**Directive**. From the entries below, copy every line holding the word "supply".

[Records that describe figures]
◇ ◇ ◇

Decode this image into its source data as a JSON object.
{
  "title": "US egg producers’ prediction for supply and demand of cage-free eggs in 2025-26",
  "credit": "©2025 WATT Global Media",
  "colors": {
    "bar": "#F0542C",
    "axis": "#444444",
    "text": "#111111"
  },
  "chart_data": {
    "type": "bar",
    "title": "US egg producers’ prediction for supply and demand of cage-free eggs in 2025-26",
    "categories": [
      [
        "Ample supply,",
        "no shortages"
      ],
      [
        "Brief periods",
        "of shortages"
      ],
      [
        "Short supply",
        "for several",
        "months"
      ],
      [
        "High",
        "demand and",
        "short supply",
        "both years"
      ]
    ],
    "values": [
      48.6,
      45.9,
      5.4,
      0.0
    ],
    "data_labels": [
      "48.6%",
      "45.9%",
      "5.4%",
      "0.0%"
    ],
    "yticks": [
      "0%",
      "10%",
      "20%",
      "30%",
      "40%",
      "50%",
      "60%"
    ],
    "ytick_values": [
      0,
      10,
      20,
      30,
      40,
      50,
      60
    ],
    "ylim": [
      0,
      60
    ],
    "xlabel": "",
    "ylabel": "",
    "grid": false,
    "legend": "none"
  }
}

◇ ◇ ◇

**Complete answer**.
  "title": "US egg producers’ prediction for supply and demand of cage-free eggs in 2025-26",
    "title": "US egg producers’ prediction for supply and demand of cage-free eggs in 2025-26",
        "Ample supply,",
        "Short supply",
        "short supply",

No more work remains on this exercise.